>>>>>

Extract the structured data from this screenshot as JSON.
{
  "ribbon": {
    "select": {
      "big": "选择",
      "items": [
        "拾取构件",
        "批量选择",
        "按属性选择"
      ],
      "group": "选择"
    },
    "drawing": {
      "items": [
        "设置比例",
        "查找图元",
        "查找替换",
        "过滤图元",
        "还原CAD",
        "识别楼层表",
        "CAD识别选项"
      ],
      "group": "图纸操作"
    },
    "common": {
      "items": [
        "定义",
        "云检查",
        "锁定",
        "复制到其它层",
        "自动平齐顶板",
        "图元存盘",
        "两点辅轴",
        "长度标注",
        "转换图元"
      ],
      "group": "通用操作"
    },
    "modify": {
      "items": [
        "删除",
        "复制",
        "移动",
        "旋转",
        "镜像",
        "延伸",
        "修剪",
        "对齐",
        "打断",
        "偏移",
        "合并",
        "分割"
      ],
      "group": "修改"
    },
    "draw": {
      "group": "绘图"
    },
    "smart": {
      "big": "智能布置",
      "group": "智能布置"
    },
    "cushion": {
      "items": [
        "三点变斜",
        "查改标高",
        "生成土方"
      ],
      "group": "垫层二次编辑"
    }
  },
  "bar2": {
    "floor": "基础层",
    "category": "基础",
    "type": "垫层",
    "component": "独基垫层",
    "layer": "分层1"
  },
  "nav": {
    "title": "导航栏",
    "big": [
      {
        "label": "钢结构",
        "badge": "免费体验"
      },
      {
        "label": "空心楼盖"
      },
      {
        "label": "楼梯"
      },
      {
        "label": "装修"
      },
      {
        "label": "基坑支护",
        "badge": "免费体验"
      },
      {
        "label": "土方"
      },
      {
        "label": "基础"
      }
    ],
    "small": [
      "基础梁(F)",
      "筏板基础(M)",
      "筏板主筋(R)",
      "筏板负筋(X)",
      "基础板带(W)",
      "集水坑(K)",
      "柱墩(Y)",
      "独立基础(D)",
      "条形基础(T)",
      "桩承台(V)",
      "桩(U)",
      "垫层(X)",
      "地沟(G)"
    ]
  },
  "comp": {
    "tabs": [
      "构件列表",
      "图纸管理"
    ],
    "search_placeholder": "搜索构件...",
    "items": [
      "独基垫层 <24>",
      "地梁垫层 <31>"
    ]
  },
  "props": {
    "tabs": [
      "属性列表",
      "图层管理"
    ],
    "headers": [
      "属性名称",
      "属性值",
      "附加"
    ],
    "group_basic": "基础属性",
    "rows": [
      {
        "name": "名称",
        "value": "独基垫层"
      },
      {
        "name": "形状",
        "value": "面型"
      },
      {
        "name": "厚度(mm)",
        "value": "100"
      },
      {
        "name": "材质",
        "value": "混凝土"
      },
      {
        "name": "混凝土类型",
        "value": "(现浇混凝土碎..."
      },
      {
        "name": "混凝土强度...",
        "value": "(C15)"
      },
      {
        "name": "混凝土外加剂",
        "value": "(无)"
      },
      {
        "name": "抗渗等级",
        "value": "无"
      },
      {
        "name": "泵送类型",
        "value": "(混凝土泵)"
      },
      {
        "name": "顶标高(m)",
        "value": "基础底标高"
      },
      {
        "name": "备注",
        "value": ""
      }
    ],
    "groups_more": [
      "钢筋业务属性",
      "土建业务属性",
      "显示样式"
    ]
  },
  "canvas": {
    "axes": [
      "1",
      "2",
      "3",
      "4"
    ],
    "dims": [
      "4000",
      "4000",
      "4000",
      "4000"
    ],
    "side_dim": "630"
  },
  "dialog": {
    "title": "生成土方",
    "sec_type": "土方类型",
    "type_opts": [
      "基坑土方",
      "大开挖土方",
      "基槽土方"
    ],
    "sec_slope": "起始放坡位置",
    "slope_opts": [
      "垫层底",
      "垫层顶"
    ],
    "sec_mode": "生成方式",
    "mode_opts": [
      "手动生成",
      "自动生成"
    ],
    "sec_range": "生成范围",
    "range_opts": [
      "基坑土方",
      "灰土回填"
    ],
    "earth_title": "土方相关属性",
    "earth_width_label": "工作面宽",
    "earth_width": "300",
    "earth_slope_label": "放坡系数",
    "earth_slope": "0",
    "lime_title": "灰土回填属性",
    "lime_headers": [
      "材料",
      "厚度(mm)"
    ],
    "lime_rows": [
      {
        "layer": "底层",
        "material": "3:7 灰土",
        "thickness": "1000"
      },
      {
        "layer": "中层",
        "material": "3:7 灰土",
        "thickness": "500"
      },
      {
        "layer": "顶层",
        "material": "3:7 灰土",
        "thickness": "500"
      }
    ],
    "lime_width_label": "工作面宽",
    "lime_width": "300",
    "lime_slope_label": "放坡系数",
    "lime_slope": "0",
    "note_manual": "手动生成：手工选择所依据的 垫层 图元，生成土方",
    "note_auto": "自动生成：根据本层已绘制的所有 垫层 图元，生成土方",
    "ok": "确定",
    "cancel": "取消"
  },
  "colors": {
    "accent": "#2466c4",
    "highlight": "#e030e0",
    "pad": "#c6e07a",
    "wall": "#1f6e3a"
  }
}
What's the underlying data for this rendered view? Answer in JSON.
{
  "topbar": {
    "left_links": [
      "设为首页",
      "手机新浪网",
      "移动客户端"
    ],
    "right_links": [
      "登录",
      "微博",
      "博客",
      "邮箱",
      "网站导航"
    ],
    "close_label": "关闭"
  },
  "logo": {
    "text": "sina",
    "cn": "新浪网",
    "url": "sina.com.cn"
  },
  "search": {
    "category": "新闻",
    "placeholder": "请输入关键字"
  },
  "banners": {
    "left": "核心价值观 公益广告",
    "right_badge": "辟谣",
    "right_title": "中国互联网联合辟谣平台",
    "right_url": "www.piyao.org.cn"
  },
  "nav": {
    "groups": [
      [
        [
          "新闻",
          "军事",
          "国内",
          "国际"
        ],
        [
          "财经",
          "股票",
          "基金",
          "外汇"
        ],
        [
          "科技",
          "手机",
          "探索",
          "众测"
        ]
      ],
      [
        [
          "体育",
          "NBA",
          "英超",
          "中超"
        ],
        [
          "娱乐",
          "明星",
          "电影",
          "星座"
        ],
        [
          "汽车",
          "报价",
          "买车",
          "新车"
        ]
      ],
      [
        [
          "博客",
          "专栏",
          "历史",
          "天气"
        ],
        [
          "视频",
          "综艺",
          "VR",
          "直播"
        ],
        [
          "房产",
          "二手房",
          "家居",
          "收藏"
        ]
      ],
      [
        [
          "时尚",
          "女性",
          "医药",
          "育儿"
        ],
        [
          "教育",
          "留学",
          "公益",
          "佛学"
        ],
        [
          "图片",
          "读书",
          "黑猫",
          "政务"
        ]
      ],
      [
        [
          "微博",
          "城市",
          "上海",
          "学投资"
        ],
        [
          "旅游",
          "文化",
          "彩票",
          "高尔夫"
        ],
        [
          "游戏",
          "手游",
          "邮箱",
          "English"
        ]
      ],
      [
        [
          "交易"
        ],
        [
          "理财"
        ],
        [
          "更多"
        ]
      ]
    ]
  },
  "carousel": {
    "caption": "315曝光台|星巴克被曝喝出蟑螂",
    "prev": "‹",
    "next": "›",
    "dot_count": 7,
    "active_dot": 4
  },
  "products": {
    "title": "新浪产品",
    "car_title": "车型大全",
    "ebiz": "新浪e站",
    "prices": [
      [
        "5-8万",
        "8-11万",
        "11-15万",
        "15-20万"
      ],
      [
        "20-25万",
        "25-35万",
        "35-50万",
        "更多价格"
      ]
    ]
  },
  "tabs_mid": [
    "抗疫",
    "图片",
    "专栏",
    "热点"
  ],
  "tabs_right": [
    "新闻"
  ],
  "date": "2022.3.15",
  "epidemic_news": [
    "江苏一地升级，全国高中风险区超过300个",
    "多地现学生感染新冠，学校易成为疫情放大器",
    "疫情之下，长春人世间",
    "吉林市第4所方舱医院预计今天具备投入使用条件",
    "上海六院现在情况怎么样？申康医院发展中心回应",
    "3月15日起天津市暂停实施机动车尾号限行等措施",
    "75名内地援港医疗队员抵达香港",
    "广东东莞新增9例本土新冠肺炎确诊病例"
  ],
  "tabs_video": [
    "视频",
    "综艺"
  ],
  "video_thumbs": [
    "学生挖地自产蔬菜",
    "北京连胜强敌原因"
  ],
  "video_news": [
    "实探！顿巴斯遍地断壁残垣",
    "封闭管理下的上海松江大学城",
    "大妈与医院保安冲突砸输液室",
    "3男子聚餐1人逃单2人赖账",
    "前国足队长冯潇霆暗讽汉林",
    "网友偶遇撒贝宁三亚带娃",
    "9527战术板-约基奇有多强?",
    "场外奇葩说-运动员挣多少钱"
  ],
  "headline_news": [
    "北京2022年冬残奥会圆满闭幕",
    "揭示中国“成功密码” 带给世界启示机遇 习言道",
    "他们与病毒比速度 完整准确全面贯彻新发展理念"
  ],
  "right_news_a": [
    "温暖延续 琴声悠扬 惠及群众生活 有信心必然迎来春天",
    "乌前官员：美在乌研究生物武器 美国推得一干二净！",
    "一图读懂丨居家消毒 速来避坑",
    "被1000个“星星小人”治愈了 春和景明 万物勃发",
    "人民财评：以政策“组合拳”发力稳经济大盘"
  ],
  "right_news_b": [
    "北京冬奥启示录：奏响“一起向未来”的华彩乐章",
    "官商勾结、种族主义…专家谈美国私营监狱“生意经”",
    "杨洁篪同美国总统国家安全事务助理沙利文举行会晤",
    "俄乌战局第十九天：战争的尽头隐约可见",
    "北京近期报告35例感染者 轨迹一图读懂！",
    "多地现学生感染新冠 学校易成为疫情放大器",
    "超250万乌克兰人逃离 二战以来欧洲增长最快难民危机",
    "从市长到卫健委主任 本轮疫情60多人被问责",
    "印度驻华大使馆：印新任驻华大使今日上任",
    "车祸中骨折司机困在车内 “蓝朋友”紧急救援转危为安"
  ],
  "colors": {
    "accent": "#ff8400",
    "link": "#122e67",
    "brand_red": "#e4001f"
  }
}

<<<<<

Task to complete. Working from the listing above, pick out every line that has "多地现学生感染新冠" and copy it.

Exercise result.
    "多地现学生感染新冠，学校易成为疫情放大器",
    "多地现学生感染新冠 学校易成为疫情放大器",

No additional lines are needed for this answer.